(Directive A) In the text on estimating hydrocarbon volumes, condense the paragraph beginning "Calculate the Net-to-Gross Ratio (NTG)" into a short list that retains its main facts.
(Directive B) From the text on estimating hydrocarbon volumes, print the passage from "Purpose of Volumetric" up to and including "economical. (SEG Wiki)", reproducing it word for word.

(Document)
· · ·

Estimating Hydrocarbon Volumes for Oil & Gas Fields
Volumetric analysis in oil and gas is a method used to estimate the amount of recoverable hydrocarbons present in a reservoir. It involves integrating geological and engineering data to calculate the volume of oil or gas in place.
Purpose of Volumetric Calculations: The data collected is used to estimate the volume of subsurface rock that contains hydrocarbons, determine the weighted average of the effective porosity, obtain a water resistivity value and calculate water saturation, and estimate if the reservoir is economical. (SEG Wiki)
Below I discuss some of the basic steps involved in volumetric calculations:
Determine the Gross Rock Volume (GRV): This is the total volume of the reservoir rock including both the porous and non-porous components. It can be calculated based on geological and geophysical data, using structural maps and depth conversion of seismic data, and well logs.
Calculate the Net-to-Gross Ratio (NTG): This is the proportion of the gross rock volume that is made up of the reservoir rock. It is the ratio of net reservoir rock thickness to gross reservoir rock thickness. It is a measure of the proportion of porous rock within the total rock volume. It can be determined from core data, well logs, and seismic data.
Net Rock Volume (NRV): Net rock volume is the volume of porous rock, and it is calculated by multiplying the gross rock volume by the net to gross ratio.

· · ·

(Data entries)
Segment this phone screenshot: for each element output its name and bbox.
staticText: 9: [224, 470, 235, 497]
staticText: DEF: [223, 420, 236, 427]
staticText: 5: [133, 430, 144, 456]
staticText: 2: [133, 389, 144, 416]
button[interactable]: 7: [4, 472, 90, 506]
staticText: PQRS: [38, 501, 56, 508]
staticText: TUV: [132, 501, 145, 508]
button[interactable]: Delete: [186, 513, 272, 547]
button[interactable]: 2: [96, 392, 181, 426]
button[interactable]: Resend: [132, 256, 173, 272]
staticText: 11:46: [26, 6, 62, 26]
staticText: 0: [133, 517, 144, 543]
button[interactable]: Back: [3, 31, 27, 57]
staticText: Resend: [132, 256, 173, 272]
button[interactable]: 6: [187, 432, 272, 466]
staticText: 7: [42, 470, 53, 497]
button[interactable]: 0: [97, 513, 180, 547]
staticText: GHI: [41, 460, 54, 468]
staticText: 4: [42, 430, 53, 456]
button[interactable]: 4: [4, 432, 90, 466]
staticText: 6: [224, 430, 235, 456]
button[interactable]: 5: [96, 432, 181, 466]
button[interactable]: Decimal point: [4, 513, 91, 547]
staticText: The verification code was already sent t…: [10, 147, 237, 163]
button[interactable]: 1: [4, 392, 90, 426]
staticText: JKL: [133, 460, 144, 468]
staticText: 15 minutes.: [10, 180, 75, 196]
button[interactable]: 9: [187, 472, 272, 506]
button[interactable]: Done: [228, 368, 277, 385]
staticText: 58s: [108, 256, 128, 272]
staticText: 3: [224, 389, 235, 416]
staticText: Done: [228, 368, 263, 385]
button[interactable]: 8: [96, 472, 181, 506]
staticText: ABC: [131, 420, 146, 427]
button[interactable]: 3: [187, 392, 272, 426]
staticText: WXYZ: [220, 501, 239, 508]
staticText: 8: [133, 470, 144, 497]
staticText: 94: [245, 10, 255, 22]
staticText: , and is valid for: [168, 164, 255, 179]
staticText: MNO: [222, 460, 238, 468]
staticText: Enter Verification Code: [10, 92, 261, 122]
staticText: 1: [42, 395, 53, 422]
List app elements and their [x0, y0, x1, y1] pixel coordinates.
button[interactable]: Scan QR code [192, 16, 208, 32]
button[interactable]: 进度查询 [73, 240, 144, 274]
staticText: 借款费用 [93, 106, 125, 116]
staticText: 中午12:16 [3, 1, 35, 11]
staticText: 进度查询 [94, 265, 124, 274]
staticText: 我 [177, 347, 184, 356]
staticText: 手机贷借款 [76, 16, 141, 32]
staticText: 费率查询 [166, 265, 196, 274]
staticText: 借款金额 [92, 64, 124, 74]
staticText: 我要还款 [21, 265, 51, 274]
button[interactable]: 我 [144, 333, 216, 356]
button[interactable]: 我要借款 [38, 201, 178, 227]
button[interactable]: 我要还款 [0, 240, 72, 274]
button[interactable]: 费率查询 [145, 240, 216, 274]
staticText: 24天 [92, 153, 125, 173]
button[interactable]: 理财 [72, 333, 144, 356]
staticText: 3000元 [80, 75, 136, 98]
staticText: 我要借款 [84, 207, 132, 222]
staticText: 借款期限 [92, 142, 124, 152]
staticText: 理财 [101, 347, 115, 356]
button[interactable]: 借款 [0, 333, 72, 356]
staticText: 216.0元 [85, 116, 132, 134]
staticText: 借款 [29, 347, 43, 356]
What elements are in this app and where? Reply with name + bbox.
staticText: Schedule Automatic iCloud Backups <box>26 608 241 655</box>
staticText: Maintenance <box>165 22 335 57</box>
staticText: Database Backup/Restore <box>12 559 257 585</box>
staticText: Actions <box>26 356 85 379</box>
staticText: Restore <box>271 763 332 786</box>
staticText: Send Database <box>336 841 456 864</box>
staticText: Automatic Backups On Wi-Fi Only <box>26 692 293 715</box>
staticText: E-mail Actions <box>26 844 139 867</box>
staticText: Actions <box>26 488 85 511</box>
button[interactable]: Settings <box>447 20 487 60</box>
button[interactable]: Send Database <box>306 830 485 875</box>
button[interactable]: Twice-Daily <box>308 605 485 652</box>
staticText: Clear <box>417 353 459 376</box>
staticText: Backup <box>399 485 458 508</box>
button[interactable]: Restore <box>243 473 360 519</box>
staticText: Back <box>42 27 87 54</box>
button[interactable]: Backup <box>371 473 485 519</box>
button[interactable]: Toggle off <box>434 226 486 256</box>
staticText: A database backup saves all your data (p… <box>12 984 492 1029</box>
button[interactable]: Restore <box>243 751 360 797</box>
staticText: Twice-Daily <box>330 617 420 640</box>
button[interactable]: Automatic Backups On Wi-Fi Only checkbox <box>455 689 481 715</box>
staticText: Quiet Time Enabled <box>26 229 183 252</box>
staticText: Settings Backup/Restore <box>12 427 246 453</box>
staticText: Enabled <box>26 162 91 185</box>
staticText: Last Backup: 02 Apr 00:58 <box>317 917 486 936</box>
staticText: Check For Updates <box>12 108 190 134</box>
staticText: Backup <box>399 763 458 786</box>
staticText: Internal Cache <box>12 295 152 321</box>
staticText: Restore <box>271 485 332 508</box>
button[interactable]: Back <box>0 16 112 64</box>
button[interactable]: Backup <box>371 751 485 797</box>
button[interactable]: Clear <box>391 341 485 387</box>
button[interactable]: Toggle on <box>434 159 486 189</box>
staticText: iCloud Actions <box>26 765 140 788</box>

· · ·

(Correct result A)
- Net-to-Gross Ratio (NTG): the proportion of the gross rock volume made up of reservoir rock
- Defined as net reservoir rock thickness divided by gross reservoir rock thickness
- Measures the proportion of porous rock within the total rock volume
- Determined from core data, well logs, and seismic data

(Correct result B)
Purpose of Volumetric Calculations: The data collected is used to estimate the volume of subsurface rock that contains hydrocarbons, determine the weighted average of the effective porosity, obtain a water resistivity value and calculate water saturation, and estimate if the reservoir is economical. (SEG Wiki)